----- Dataset entries
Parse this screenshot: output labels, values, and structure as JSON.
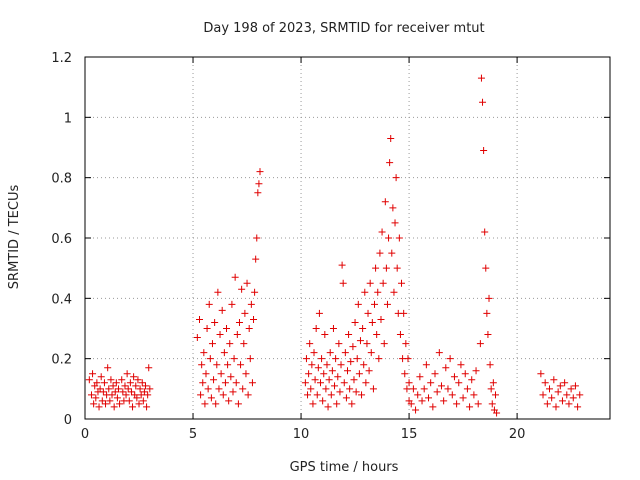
{
  "chart_data": {
    "type": "scatter",
    "title": "Day 198 of 2023, SRMTID for receiver mtut",
    "xlabel": "GPS time / hours",
    "ylabel": "SRMTID / TECUs",
    "xlim": [
      0,
      24.3
    ],
    "ylim": [
      0,
      1.2
    ],
    "xticks": [
      0,
      5,
      10,
      15,
      20
    ],
    "yticks": [
      0,
      0.2,
      0.4,
      0.6,
      0.8,
      1,
      1.2
    ],
    "xtick_labels": [
      "0",
      "5",
      "10",
      "15",
      "20"
    ],
    "ytick_labels": [
      "0",
      "0.2",
      "0.4",
      "0.6",
      "0.8",
      "1",
      "1.2"
    ],
    "grid": true,
    "marker": "+",
    "series_color": "#e00000",
    "series": [
      {
        "name": "SRMTID",
        "points": [
          [
            0.2,
            0.13
          ],
          [
            0.3,
            0.08
          ],
          [
            0.35,
            0.15
          ],
          [
            0.4,
            0.05
          ],
          [
            0.45,
            0.11
          ],
          [
            0.5,
            0.07
          ],
          [
            0.55,
            0.12
          ],
          [
            0.6,
            0.09
          ],
          [
            0.65,
            0.04
          ],
          [
            0.7,
            0.1
          ],
          [
            0.75,
            0.14
          ],
          [
            0.8,
            0.06
          ],
          [
            0.85,
            0.09
          ],
          [
            0.9,
            0.12
          ],
          [
            0.95,
            0.05
          ],
          [
            1.0,
            0.08
          ],
          [
            1.05,
            0.17
          ],
          [
            1.1,
            0.1
          ],
          [
            1.15,
            0.06
          ],
          [
            1.2,
            0.13
          ],
          [
            1.25,
            0.08
          ],
          [
            1.3,
            0.11
          ],
          [
            1.35,
            0.04
          ],
          [
            1.4,
            0.09
          ],
          [
            1.45,
            0.12
          ],
          [
            1.5,
            0.07
          ],
          [
            1.55,
            0.1
          ],
          [
            1.6,
            0.05
          ],
          [
            1.7,
            0.13
          ],
          [
            1.75,
            0.09
          ],
          [
            1.8,
            0.06
          ],
          [
            1.85,
            0.11
          ],
          [
            1.9,
            0.08
          ],
          [
            1.95,
            0.15
          ],
          [
            2.0,
            0.1
          ],
          [
            2.05,
            0.06
          ],
          [
            2.1,
            0.12
          ],
          [
            2.15,
            0.09
          ],
          [
            2.2,
            0.04
          ],
          [
            2.25,
            0.14
          ],
          [
            2.3,
            0.08
          ],
          [
            2.35,
            0.11
          ],
          [
            2.4,
            0.07
          ],
          [
            2.45,
            0.13
          ],
          [
            2.5,
            0.05
          ],
          [
            2.55,
            0.1
          ],
          [
            2.6,
            0.08
          ],
          [
            2.65,
            0.12
          ],
          [
            2.7,
            0.06
          ],
          [
            2.75,
            0.09
          ],
          [
            2.8,
            0.11
          ],
          [
            2.85,
            0.04
          ],
          [
            2.9,
            0.08
          ],
          [
            2.95,
            0.17
          ],
          [
            3.0,
            0.1
          ],
          [
            5.2,
            0.27
          ],
          [
            5.3,
            0.33
          ],
          [
            5.35,
            0.08
          ],
          [
            5.4,
            0.18
          ],
          [
            5.45,
            0.12
          ],
          [
            5.5,
            0.22
          ],
          [
            5.55,
            0.05
          ],
          [
            5.6,
            0.15
          ],
          [
            5.65,
            0.3
          ],
          [
            5.7,
            0.1
          ],
          [
            5.75,
            0.38
          ],
          [
            5.8,
            0.2
          ],
          [
            5.85,
            0.07
          ],
          [
            5.9,
            0.25
          ],
          [
            5.95,
            0.13
          ],
          [
            6.0,
            0.32
          ],
          [
            6.05,
            0.05
          ],
          [
            6.1,
            0.18
          ],
          [
            6.15,
            0.42
          ],
          [
            6.2,
            0.1
          ],
          [
            6.25,
            0.28
          ],
          [
            6.3,
            0.15
          ],
          [
            6.35,
            0.36
          ],
          [
            6.4,
            0.08
          ],
          [
            6.45,
            0.22
          ],
          [
            6.5,
            0.12
          ],
          [
            6.55,
            0.3
          ],
          [
            6.6,
            0.18
          ],
          [
            6.65,
            0.06
          ],
          [
            6.7,
            0.25
          ],
          [
            6.75,
            0.14
          ],
          [
            6.8,
            0.38
          ],
          [
            6.85,
            0.09
          ],
          [
            6.9,
            0.2
          ],
          [
            6.95,
            0.47
          ],
          [
            7.0,
            0.12
          ],
          [
            7.05,
            0.28
          ],
          [
            7.1,
            0.05
          ],
          [
            7.15,
            0.32
          ],
          [
            7.2,
            0.18
          ],
          [
            7.25,
            0.43
          ],
          [
            7.3,
            0.1
          ],
          [
            7.35,
            0.25
          ],
          [
            7.4,
            0.35
          ],
          [
            7.45,
            0.15
          ],
          [
            7.5,
            0.45
          ],
          [
            7.55,
            0.08
          ],
          [
            7.6,
            0.3
          ],
          [
            7.65,
            0.2
          ],
          [
            7.7,
            0.38
          ],
          [
            7.75,
            0.12
          ],
          [
            7.8,
            0.33
          ],
          [
            7.85,
            0.42
          ],
          [
            7.9,
            0.53
          ],
          [
            7.95,
            0.6
          ],
          [
            8.0,
            0.75
          ],
          [
            8.05,
            0.78
          ],
          [
            8.1,
            0.82
          ],
          [
            10.2,
            0.12
          ],
          [
            10.25,
            0.2
          ],
          [
            10.3,
            0.08
          ],
          [
            10.35,
            0.15
          ],
          [
            10.4,
            0.25
          ],
          [
            10.45,
            0.1
          ],
          [
            10.5,
            0.18
          ],
          [
            10.55,
            0.05
          ],
          [
            10.6,
            0.22
          ],
          [
            10.65,
            0.13
          ],
          [
            10.7,
            0.3
          ],
          [
            10.75,
            0.08
          ],
          [
            10.8,
            0.17
          ],
          [
            10.85,
            0.35
          ],
          [
            10.9,
            0.12
          ],
          [
            10.95,
            0.2
          ],
          [
            11.0,
            0.06
          ],
          [
            11.05,
            0.15
          ],
          [
            11.1,
            0.28
          ],
          [
            11.15,
            0.1
          ],
          [
            11.2,
            0.18
          ],
          [
            11.25,
            0.04
          ],
          [
            11.3,
            0.13
          ],
          [
            11.35,
            0.22
          ],
          [
            11.4,
            0.08
          ],
          [
            11.45,
            0.16
          ],
          [
            11.5,
            0.3
          ],
          [
            11.55,
            0.11
          ],
          [
            11.6,
            0.2
          ],
          [
            11.65,
            0.05
          ],
          [
            11.7,
            0.14
          ],
          [
            11.75,
            0.25
          ],
          [
            11.8,
            0.09
          ],
          [
            11.85,
            0.18
          ],
          [
            11.9,
            0.51
          ],
          [
            11.95,
            0.45
          ],
          [
            12.0,
            0.12
          ],
          [
            12.05,
            0.22
          ],
          [
            12.1,
            0.07
          ],
          [
            12.15,
            0.16
          ],
          [
            12.2,
            0.28
          ],
          [
            12.25,
            0.1
          ],
          [
            12.3,
            0.19
          ],
          [
            12.35,
            0.05
          ],
          [
            12.4,
            0.24
          ],
          [
            12.45,
            0.13
          ],
          [
            12.5,
            0.32
          ],
          [
            12.55,
            0.09
          ],
          [
            12.6,
            0.2
          ],
          [
            12.65,
            0.38
          ],
          [
            12.7,
            0.15
          ],
          [
            12.75,
            0.26
          ],
          [
            12.8,
            0.08
          ],
          [
            12.85,
            0.3
          ],
          [
            12.9,
            0.18
          ],
          [
            12.95,
            0.42
          ],
          [
            13.0,
            0.12
          ],
          [
            13.05,
            0.25
          ],
          [
            13.1,
            0.35
          ],
          [
            13.15,
            0.16
          ],
          [
            13.2,
            0.45
          ],
          [
            13.25,
            0.22
          ],
          [
            13.3,
            0.32
          ],
          [
            13.35,
            0.1
          ],
          [
            13.4,
            0.38
          ],
          [
            13.45,
            0.5
          ],
          [
            13.5,
            0.28
          ],
          [
            13.55,
            0.42
          ],
          [
            13.6,
            0.2
          ],
          [
            13.65,
            0.55
          ],
          [
            13.7,
            0.33
          ],
          [
            13.75,
            0.62
          ],
          [
            13.8,
            0.45
          ],
          [
            13.85,
            0.25
          ],
          [
            13.9,
            0.72
          ],
          [
            13.95,
            0.5
          ],
          [
            14.0,
            0.38
          ],
          [
            14.05,
            0.6
          ],
          [
            14.1,
            0.85
          ],
          [
            14.15,
            0.93
          ],
          [
            14.2,
            0.55
          ],
          [
            14.25,
            0.7
          ],
          [
            14.3,
            0.42
          ],
          [
            14.35,
            0.65
          ],
          [
            14.4,
            0.8
          ],
          [
            14.45,
            0.5
          ],
          [
            14.5,
            0.35
          ],
          [
            14.55,
            0.6
          ],
          [
            14.6,
            0.28
          ],
          [
            14.65,
            0.45
          ],
          [
            14.7,
            0.2
          ],
          [
            14.75,
            0.35
          ],
          [
            14.8,
            0.15
          ],
          [
            14.85,
            0.25
          ],
          [
            14.9,
            0.1
          ],
          [
            14.95,
            0.2
          ],
          [
            15.0,
            0.06
          ],
          [
            15.0,
            0.12
          ],
          [
            15.1,
            0.05
          ],
          [
            15.2,
            0.1
          ],
          [
            15.3,
            0.03
          ],
          [
            15.4,
            0.08
          ],
          [
            15.5,
            0.14
          ],
          [
            15.6,
            0.06
          ],
          [
            15.7,
            0.1
          ],
          [
            15.8,
            0.18
          ],
          [
            15.9,
            0.07
          ],
          [
            16.0,
            0.12
          ],
          [
            16.1,
            0.04
          ],
          [
            16.2,
            0.15
          ],
          [
            16.3,
            0.09
          ],
          [
            16.4,
            0.22
          ],
          [
            16.5,
            0.11
          ],
          [
            16.6,
            0.06
          ],
          [
            16.7,
            0.17
          ],
          [
            16.8,
            0.1
          ],
          [
            16.9,
            0.2
          ],
          [
            17.0,
            0.08
          ],
          [
            17.1,
            0.14
          ],
          [
            17.2,
            0.05
          ],
          [
            17.3,
            0.12
          ],
          [
            17.4,
            0.18
          ],
          [
            17.5,
            0.07
          ],
          [
            17.6,
            0.15
          ],
          [
            17.7,
            0.1
          ],
          [
            17.8,
            0.04
          ],
          [
            17.9,
            0.13
          ],
          [
            18.0,
            0.08
          ],
          [
            18.1,
            0.16
          ],
          [
            18.2,
            0.05
          ],
          [
            18.3,
            0.25
          ],
          [
            18.35,
            1.13
          ],
          [
            18.4,
            1.05
          ],
          [
            18.45,
            0.89
          ],
          [
            18.5,
            0.62
          ],
          [
            18.55,
            0.5
          ],
          [
            18.6,
            0.35
          ],
          [
            18.65,
            0.28
          ],
          [
            18.7,
            0.4
          ],
          [
            18.75,
            0.18
          ],
          [
            18.8,
            0.1
          ],
          [
            18.85,
            0.05
          ],
          [
            18.9,
            0.12
          ],
          [
            18.95,
            0.03
          ],
          [
            19.0,
            0.08
          ],
          [
            19.05,
            0.02
          ],
          [
            21.1,
            0.15
          ],
          [
            21.2,
            0.08
          ],
          [
            21.3,
            0.12
          ],
          [
            21.4,
            0.05
          ],
          [
            21.5,
            0.1
          ],
          [
            21.6,
            0.07
          ],
          [
            21.7,
            0.13
          ],
          [
            21.8,
            0.04
          ],
          [
            21.9,
            0.09
          ],
          [
            22.0,
            0.11
          ],
          [
            22.1,
            0.06
          ],
          [
            22.2,
            0.12
          ],
          [
            22.3,
            0.08
          ],
          [
            22.4,
            0.05
          ],
          [
            22.5,
            0.1
          ],
          [
            22.6,
            0.07
          ],
          [
            22.7,
            0.11
          ],
          [
            22.8,
            0.04
          ],
          [
            22.9,
            0.08
          ]
        ]
      }
    ]
  }
}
----------
Your goal: From the data above, show each line that contains "SRMTID".

Problem solution:
    "title": "Day 198 of 2023, SRMTID for receiver mtut",
    "ylabel": "SRMTID / TECUs",
        "name": "SRMTID",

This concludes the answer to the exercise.